Stated task>
Pull every line containing "Berpikir" from the entries.

** begin Recorded data **

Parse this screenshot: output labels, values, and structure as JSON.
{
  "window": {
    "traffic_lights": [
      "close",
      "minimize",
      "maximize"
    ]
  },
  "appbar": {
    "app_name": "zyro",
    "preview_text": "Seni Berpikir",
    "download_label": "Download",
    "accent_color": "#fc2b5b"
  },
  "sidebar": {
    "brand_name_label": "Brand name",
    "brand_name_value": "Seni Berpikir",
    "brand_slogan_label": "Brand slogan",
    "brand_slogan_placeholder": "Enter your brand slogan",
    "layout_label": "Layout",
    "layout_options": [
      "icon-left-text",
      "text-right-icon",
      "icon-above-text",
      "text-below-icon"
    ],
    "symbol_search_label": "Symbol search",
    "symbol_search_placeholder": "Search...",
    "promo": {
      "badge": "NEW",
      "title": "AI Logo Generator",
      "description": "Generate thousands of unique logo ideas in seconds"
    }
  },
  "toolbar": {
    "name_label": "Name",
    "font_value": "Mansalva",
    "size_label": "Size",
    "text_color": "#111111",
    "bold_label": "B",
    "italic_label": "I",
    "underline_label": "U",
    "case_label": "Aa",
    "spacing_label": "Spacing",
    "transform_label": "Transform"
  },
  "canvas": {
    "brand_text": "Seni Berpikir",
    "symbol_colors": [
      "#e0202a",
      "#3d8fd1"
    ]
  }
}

** end Recorded data **

Expected answer>
    "preview_text": "Seni Berpikir",
    "brand_name_value": "Seni Berpikir",
    "brand_text": "Seni Berpikir",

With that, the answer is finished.